§ **REQUEST**: Scan the entries for the string "concept" and give the number of lines that have it, nothing further.
--- Start INPUT ROWS ---
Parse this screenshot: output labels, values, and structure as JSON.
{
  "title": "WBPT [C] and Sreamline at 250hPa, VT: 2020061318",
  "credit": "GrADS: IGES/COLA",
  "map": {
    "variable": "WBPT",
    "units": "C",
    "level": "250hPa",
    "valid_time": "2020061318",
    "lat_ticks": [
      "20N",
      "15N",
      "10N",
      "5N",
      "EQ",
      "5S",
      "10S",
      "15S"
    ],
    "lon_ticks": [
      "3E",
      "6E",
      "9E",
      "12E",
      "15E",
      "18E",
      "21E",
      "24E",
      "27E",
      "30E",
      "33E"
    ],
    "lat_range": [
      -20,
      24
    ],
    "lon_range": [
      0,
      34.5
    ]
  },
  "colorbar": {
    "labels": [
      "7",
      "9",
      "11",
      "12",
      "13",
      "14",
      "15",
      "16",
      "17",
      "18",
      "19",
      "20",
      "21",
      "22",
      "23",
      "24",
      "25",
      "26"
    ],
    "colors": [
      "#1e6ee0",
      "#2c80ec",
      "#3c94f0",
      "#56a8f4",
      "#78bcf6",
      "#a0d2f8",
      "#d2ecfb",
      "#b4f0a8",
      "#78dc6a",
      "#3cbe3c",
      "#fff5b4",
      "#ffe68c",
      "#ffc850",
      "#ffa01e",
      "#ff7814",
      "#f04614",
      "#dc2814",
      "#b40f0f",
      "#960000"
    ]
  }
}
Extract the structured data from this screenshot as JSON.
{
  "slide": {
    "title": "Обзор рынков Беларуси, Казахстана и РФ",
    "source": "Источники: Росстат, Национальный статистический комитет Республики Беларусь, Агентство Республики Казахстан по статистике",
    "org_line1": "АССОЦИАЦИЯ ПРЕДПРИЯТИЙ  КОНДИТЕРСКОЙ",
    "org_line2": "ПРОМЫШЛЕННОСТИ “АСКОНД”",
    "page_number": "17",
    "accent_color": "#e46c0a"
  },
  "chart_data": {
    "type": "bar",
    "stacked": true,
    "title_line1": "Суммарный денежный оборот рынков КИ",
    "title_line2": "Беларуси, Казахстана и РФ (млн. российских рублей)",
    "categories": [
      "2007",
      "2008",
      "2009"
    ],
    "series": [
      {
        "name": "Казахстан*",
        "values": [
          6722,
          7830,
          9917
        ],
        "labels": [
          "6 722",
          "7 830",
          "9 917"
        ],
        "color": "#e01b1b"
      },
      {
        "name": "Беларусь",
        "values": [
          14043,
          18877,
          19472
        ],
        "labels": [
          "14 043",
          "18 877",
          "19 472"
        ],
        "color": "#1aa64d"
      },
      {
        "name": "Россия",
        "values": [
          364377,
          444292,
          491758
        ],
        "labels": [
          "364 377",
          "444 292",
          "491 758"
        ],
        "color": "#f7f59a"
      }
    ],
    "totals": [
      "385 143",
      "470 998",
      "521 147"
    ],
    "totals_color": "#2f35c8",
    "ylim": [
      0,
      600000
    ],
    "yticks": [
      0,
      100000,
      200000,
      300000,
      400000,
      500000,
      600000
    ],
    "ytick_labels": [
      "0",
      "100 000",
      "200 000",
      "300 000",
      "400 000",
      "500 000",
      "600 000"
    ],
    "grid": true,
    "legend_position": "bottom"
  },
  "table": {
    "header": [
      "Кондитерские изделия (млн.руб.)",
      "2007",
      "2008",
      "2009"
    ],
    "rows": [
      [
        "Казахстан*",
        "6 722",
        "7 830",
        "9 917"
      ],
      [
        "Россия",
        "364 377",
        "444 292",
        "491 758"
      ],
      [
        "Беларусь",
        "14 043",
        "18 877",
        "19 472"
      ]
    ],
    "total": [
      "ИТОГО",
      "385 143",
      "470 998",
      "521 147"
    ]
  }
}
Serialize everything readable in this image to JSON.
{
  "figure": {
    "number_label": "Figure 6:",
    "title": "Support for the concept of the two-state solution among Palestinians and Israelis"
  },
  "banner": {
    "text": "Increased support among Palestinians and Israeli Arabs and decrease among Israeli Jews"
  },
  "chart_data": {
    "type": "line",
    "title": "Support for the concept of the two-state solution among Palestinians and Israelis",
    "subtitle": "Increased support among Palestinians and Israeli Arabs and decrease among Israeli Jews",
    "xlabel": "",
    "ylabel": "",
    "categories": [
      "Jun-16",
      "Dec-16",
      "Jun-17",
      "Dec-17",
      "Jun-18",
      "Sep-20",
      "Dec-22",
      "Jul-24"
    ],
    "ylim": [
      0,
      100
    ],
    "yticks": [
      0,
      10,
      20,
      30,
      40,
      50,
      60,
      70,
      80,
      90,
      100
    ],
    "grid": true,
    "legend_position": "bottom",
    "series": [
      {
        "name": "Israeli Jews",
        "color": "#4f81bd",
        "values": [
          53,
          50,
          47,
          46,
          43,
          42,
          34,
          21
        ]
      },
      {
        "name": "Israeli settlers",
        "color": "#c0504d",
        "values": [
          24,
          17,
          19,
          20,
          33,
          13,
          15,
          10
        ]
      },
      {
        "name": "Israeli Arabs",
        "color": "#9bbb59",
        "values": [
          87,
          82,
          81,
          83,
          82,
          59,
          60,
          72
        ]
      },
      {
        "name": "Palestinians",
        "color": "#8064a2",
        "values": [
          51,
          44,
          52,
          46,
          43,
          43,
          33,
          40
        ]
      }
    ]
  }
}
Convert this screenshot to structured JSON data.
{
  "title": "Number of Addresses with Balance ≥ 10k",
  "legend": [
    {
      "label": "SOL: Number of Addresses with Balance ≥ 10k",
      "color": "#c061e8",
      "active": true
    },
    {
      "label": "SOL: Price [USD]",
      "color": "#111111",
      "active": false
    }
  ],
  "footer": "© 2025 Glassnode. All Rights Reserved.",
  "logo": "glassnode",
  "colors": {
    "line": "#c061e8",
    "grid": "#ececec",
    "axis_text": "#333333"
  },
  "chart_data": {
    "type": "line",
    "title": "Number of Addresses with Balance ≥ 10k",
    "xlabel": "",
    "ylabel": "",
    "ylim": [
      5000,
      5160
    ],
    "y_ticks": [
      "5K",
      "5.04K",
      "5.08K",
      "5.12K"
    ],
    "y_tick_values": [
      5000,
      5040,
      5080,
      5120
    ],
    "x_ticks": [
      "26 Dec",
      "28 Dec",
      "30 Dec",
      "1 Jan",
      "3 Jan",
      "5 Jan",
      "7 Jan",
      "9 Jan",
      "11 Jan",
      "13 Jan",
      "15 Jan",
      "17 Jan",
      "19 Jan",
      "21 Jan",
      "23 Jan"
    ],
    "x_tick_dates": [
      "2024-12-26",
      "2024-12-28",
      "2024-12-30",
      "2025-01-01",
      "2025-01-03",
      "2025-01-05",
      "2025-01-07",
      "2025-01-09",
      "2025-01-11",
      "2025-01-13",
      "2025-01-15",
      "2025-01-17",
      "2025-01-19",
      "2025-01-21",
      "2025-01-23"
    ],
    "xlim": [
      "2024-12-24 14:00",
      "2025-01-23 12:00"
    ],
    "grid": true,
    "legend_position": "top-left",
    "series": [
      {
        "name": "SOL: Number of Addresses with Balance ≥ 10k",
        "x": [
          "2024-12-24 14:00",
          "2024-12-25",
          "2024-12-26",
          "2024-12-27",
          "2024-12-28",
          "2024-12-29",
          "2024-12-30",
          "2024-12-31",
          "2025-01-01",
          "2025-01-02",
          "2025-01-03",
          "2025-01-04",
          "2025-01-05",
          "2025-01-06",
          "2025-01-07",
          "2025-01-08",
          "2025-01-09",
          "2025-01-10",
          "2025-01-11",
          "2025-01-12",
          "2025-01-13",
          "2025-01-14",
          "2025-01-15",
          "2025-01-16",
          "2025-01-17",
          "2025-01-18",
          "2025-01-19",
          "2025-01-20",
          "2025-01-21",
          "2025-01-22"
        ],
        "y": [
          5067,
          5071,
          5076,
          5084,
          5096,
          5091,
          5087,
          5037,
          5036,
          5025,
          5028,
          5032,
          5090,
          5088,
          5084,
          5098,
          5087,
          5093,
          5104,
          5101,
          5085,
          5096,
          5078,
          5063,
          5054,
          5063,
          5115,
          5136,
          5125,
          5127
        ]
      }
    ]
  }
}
--- End INPUT ROWS ---
§ **EXERCISE OUTPUT**: 2